Output all of the entries exactly as written.

────────────────

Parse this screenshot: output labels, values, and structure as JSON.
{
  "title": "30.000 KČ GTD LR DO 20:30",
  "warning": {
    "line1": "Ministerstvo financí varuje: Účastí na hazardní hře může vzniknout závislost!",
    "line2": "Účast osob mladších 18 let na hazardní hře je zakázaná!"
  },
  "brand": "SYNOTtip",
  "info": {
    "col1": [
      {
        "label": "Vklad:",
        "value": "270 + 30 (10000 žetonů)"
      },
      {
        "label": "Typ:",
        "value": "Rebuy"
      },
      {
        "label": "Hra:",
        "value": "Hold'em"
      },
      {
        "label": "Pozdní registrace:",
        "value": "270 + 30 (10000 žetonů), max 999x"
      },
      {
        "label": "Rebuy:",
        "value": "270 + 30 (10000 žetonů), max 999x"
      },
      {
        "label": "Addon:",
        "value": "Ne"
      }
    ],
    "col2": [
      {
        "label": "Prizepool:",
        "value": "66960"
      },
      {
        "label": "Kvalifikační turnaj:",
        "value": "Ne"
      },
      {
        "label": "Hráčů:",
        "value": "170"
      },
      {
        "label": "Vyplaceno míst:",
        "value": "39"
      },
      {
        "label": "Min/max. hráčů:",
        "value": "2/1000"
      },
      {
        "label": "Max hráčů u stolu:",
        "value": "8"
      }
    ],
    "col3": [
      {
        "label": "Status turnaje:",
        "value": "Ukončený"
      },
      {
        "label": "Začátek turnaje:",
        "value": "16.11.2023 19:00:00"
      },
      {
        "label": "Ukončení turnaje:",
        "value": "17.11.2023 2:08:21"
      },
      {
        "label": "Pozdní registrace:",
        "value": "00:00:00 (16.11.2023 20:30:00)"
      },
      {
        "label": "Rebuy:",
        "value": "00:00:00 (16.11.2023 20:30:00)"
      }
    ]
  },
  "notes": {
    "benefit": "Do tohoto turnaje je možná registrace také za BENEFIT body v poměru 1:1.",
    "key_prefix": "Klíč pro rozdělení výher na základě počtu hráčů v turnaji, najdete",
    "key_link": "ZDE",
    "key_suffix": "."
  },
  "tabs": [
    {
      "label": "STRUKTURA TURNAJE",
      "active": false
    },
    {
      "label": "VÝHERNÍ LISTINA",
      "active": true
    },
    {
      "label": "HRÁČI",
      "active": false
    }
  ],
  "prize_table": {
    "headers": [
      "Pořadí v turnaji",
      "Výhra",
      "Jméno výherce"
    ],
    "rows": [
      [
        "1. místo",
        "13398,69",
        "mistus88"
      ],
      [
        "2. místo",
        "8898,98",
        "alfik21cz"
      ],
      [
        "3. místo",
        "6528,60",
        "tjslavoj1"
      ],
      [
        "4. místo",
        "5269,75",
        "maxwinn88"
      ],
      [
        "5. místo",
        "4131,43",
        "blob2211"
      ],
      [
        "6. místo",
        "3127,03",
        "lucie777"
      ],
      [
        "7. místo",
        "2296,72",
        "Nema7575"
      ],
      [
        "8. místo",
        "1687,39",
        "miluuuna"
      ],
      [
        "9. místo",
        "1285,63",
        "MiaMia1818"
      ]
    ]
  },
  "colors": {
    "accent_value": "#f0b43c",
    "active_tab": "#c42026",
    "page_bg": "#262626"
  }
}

────────────────

▶ _WRITTEN ANSWER_
Parse this screenshot: output labels, values, and structure as JSON.
{
  "title": "30.000 KČ GTD LR DO 20:30",
  "warning": {
    "line1": "Ministerstvo financí varuje: Účastí na hazardní hře může vzniknout závislost!",
    "line2": "Účast osob mladších 18 let na hazardní hře je zakázaná!"
  },
  "brand": "SYNOTtip",
  "info": {
    "col1": [
      {
        "label": "Vklad:",
        "value": "270 + 30 (10000 žetonů)"
      },
      {
        "label": "Typ:",
        "value": "Rebuy"
      },
      {
        "label": "Hra:",
        "value": "Hold'em"
      },
      {
        "label": "Pozdní registrace:",
        "value": "270 + 30 (10000 žetonů), max 999x"
      },
      {
        "label": "Rebuy:",
        "value": "270 + 30 (10000 žetonů), max 999x"
      },
      {
        "label": "Addon:",
        "value": "Ne"
      }
    ],
    "col2": [
      {
        "label": "Prizepool:",
        "value": "66960"
      },
      {
        "label": "Kvalifikační turnaj:",
        "value": "Ne"
      },
      {
        "label": "Hráčů:",
        "value": "170"
      },
      {
        "label": "Vyplaceno míst:",
        "value": "39"
      },
      {
        "label": "Min/max. hráčů:",
        "value": "2/1000"
      },
      {
        "label": "Max hráčů u stolu:",
        "value": "8"
      }
    ],
    "col3": [
      {
        "label": "Status turnaje:",
        "value": "Ukončený"
      },
      {
        "label": "Začátek turnaje:",
        "value": "16.11.2023 19:00:00"
      },
      {
        "label": "Ukončení turnaje:",
        "value": "17.11.2023 2:08:21"
      },
      {
        "label": "Pozdní registrace:",
        "value": "00:00:00 (16.11.2023 20:30:00)"
      },
      {
        "label": "Rebuy:",
        "value": "00:00:00 (16.11.2023 20:30:00)"
      }
    ]
  },
  "notes": {
    "benefit": "Do tohoto turnaje je možná registrace také za BENEFIT body v poměru 1:1.",
    "key_prefix": "Klíč pro rozdělení výher na základě počtu hráčů v turnaji, najdete",
    "key_link": "ZDE",
    "key_suffix": "."
  },
  "tabs": [
    {
      "label": "STRUKTURA TURNAJE",
      "active": false
    },
    {
      "label": "VÝHERNÍ LISTINA",
      "active": true
    },
    {
      "label": "HRÁČI",
      "active": false
    }
  ],
  "prize_table": {
    "headers": [
      "Pořadí v turnaji",
      "Výhra",
      "Jméno výherce"
    ],
    "rows": [
      [
        "1. místo",
        "13398,69",
        "mistus88"
      ],
      [
        "2. místo",
        "8898,98",
        "alfik21cz"
      ],
      [
        "3. místo",
        "6528,60",
        "tjslavoj1"
      ],
      [
        "4. místo",
        "5269,75",
        "maxwinn88"
      ],
      [
        "5. místo",
        "4131,43",
        "blob2211"
      ],
      [
        "6. místo",
        "3127,03",
        "lucie777"
      ],
      [
        "7. místo",
        "2296,72",
        "Nema7575"
      ],
      [
        "8. místo",
        "1687,39",
        "miluuuna"
      ],
      [
        "9. místo",
        "1285,63",
        "MiaMia1818"
      ]
    ]
  },
  "colors": {
    "accent_value": "#f0b43c",
    "active_tab": "#c42026",
    "page_bg": "#262626"
  }
}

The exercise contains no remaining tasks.